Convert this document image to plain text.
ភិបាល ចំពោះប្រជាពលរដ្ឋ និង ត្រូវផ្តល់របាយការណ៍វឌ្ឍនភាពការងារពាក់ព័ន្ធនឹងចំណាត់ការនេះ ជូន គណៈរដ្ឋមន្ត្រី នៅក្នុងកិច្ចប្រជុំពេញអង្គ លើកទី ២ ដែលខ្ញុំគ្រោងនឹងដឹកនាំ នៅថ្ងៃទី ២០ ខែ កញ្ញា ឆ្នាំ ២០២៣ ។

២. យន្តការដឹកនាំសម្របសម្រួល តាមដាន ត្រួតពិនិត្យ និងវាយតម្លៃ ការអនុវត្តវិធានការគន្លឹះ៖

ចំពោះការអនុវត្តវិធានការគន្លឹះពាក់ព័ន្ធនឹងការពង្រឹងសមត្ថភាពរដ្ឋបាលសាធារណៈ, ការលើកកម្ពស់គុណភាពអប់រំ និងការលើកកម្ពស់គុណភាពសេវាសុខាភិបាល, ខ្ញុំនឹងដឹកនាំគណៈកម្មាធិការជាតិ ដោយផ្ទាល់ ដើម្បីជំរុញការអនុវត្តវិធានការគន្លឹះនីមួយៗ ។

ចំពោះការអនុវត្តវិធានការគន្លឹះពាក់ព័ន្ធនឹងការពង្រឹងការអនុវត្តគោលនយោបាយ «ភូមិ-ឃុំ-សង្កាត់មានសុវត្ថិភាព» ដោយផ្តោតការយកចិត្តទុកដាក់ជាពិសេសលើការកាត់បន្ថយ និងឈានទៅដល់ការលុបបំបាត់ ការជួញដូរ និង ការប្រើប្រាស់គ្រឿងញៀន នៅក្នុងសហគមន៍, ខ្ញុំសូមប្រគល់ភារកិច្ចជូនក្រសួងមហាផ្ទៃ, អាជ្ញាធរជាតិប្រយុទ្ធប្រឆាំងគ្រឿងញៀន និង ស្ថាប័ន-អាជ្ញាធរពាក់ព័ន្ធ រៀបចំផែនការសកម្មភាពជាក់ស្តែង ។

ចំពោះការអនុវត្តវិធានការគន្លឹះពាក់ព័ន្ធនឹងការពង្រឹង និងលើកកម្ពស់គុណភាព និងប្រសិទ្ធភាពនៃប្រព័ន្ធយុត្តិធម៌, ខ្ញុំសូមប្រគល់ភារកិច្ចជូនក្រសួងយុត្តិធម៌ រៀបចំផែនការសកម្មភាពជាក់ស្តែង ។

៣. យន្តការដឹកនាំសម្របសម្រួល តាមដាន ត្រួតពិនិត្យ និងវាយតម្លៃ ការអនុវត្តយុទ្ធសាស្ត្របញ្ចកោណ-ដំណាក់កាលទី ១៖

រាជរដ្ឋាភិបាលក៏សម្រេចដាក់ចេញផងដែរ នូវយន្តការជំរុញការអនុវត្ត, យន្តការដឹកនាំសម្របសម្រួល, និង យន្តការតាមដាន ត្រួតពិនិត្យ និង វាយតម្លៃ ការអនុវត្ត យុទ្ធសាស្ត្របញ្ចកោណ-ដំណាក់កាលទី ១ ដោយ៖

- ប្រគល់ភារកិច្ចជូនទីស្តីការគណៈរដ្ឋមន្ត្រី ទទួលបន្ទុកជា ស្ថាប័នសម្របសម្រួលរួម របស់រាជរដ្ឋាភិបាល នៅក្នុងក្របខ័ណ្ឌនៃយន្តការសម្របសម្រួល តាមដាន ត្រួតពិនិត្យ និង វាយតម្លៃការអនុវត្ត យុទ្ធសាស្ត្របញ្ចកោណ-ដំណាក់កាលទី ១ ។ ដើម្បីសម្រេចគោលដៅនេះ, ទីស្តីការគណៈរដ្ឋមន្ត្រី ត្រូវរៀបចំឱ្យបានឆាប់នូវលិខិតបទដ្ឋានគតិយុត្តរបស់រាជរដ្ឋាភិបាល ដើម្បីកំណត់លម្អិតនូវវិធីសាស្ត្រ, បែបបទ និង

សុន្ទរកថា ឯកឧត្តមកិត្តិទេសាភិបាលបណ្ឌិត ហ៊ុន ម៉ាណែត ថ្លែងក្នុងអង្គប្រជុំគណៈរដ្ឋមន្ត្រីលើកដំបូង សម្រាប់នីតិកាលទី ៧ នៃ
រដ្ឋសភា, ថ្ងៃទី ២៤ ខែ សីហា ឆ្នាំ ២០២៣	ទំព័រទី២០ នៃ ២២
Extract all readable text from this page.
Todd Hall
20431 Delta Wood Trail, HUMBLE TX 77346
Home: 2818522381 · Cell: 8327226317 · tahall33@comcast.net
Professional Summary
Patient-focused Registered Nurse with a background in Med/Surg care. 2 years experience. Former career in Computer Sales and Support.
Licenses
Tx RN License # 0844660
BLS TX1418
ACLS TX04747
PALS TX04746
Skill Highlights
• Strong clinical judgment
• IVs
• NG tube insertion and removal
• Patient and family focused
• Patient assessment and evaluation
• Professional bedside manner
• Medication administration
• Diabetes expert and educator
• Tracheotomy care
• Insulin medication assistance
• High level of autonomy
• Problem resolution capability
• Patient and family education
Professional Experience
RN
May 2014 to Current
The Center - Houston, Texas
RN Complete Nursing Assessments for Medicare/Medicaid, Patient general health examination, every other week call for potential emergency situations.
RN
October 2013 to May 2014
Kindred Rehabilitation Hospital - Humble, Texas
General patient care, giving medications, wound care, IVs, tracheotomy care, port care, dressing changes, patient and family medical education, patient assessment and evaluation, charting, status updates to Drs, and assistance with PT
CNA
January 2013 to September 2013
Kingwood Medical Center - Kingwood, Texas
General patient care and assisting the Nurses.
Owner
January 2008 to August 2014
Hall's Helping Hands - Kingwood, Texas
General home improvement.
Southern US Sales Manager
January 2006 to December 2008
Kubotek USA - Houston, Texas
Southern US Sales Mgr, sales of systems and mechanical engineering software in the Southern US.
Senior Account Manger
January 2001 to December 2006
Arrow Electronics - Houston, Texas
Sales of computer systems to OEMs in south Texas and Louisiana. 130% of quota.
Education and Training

§ §

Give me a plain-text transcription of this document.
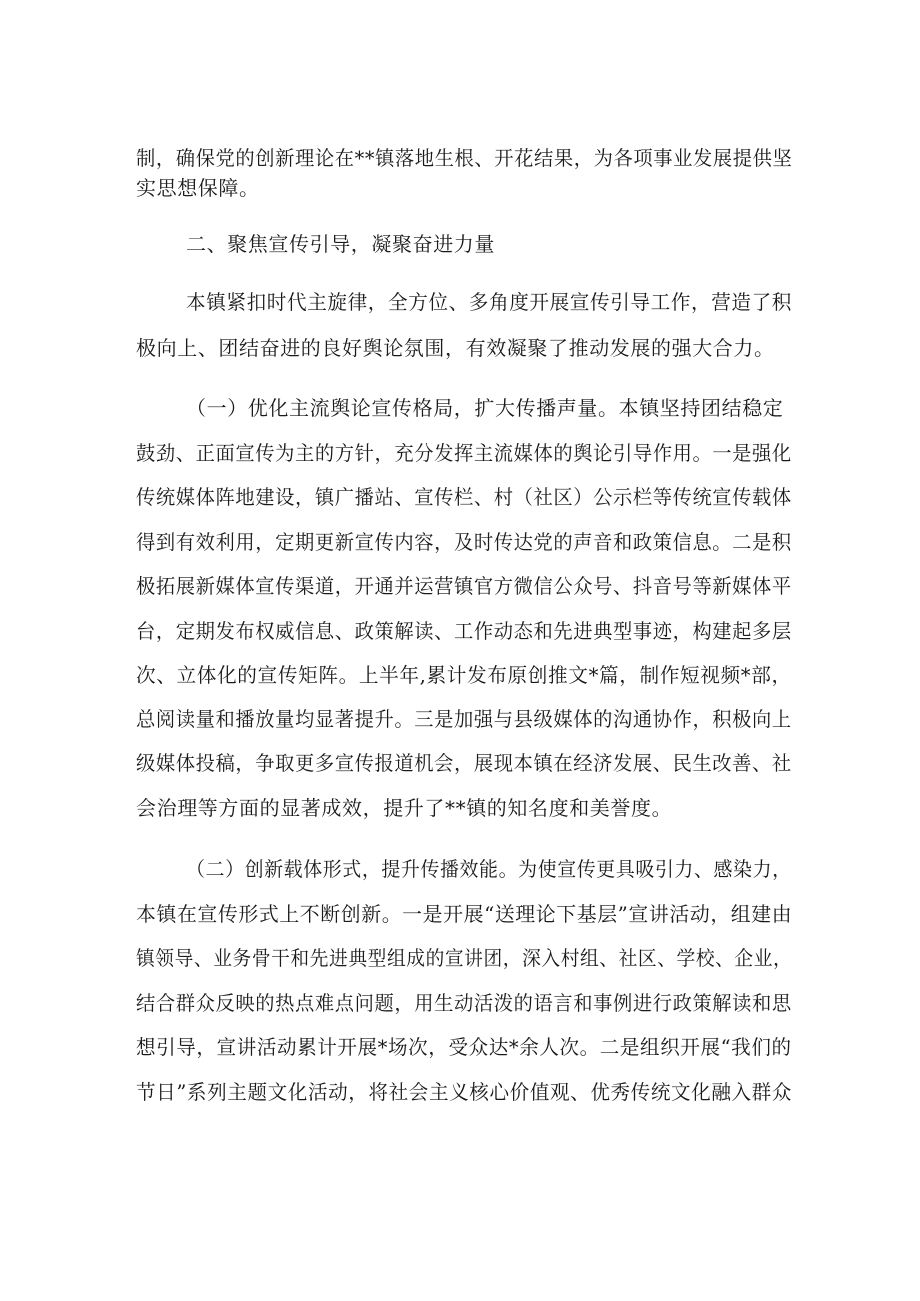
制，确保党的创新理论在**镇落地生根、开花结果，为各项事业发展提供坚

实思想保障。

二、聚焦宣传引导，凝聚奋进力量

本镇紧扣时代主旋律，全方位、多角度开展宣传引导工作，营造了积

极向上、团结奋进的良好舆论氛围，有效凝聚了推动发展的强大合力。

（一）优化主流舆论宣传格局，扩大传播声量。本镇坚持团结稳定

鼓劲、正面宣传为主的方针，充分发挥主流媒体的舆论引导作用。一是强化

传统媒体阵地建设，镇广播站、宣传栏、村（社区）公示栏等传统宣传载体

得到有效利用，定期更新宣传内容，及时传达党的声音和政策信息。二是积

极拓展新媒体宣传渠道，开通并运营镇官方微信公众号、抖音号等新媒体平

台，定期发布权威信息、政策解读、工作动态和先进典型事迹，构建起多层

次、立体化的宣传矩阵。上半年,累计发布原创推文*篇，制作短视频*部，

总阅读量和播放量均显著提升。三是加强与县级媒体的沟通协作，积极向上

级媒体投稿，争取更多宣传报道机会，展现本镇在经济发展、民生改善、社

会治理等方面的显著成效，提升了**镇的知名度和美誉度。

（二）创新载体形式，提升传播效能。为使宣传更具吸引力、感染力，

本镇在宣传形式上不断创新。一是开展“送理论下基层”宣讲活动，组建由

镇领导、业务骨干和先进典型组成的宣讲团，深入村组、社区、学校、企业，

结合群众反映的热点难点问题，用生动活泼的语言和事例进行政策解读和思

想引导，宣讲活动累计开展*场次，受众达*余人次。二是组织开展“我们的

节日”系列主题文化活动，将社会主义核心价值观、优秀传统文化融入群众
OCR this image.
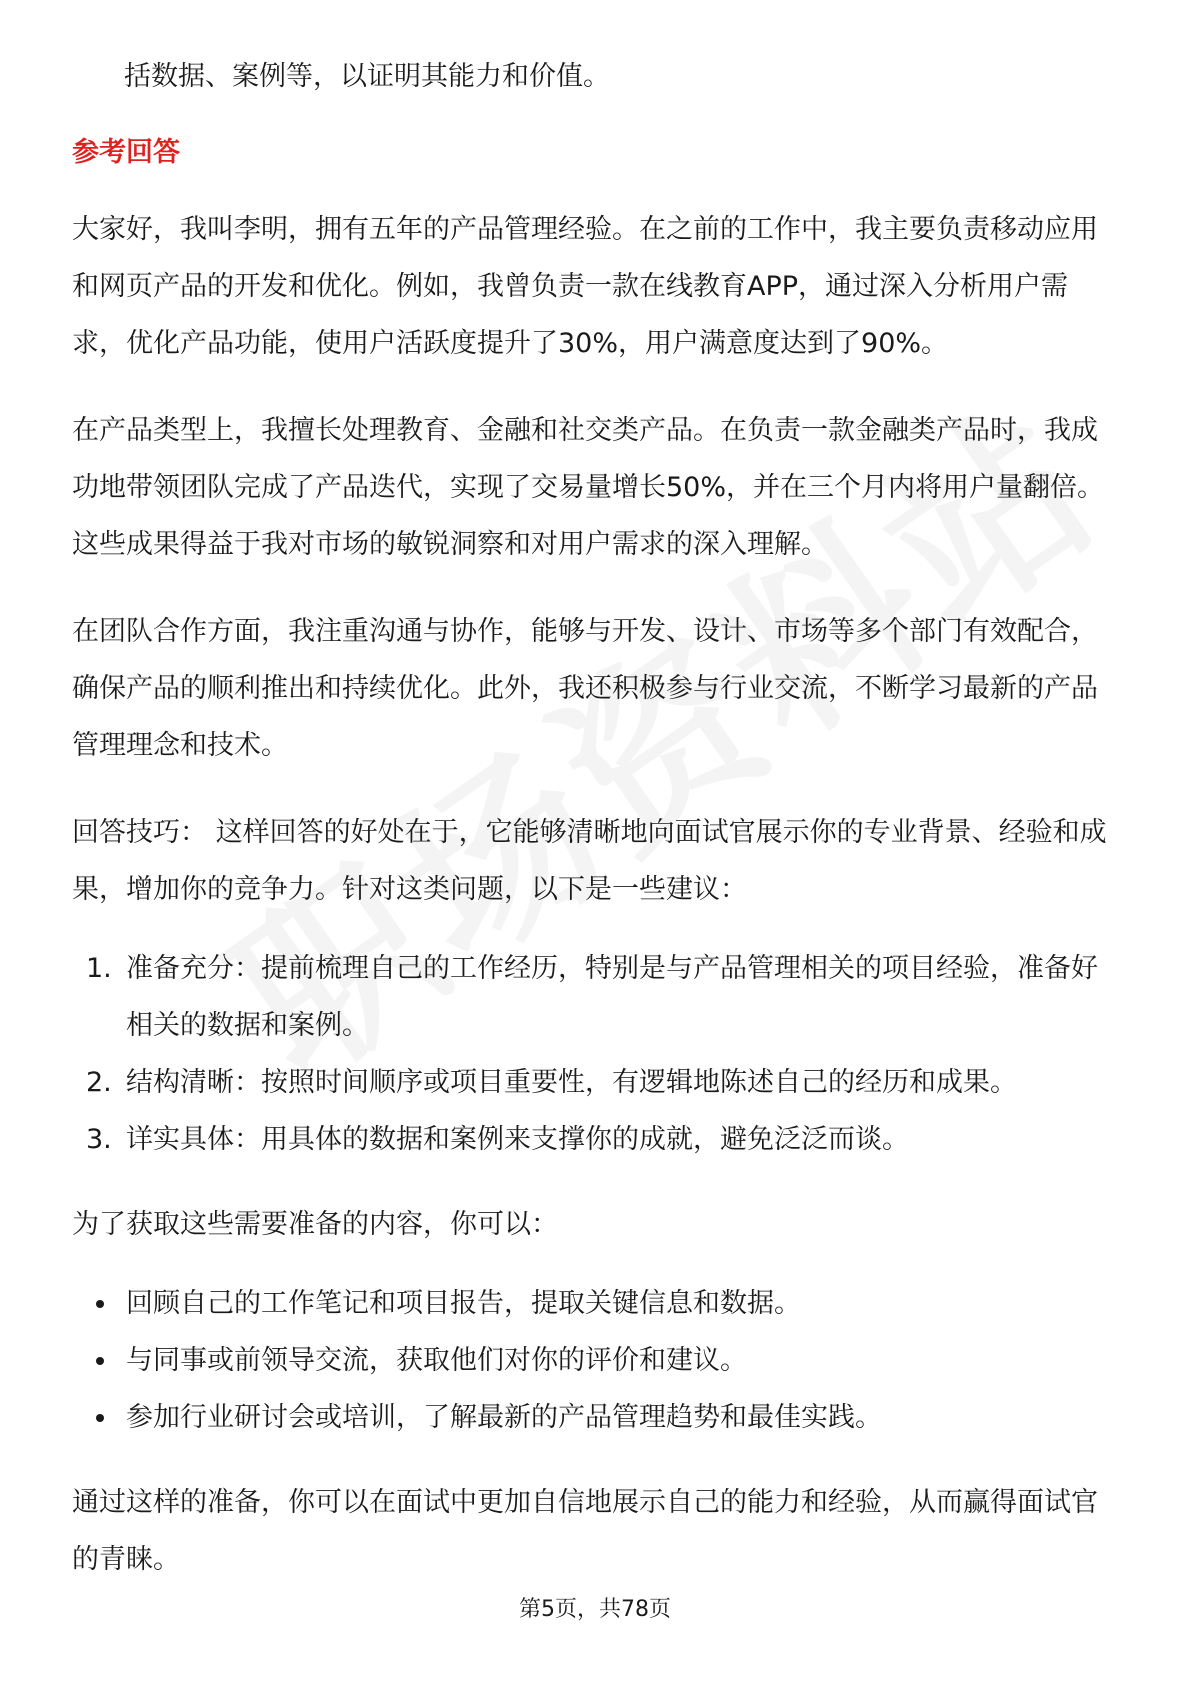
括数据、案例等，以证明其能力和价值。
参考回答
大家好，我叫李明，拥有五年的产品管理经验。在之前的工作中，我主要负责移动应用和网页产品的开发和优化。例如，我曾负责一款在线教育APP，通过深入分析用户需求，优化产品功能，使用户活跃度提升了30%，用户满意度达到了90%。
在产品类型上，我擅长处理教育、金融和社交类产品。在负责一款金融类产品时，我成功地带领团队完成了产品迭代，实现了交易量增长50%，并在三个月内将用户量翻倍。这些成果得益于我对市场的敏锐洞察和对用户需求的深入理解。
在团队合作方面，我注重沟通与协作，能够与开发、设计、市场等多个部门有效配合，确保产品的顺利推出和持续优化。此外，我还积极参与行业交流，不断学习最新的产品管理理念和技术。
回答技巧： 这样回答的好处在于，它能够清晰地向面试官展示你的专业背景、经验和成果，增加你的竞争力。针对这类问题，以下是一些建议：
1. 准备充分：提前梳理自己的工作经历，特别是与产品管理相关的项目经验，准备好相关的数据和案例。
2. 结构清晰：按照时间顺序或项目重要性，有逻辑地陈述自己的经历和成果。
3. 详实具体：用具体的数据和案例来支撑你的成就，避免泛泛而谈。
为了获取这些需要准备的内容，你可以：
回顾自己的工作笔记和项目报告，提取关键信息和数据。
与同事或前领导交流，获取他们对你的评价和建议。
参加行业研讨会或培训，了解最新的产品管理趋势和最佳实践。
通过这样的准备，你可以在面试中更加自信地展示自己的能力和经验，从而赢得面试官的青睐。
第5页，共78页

§ §

*EXERCISE PROMPT*.
Search the listing for the string "with". Copy each line where it turns up.

*THE OUTPUT*.
Patient-focused Registered Nurse with a background in Med/Surg care. 2 years experience. Former career in Computer Sales and Support.
General patient care, giving medications, wound care, IVs, tracheotomy care, port care, dressing changes, patient and family medical education, patient assessment and evaluation, charting, status updates to Drs, and assistance with PT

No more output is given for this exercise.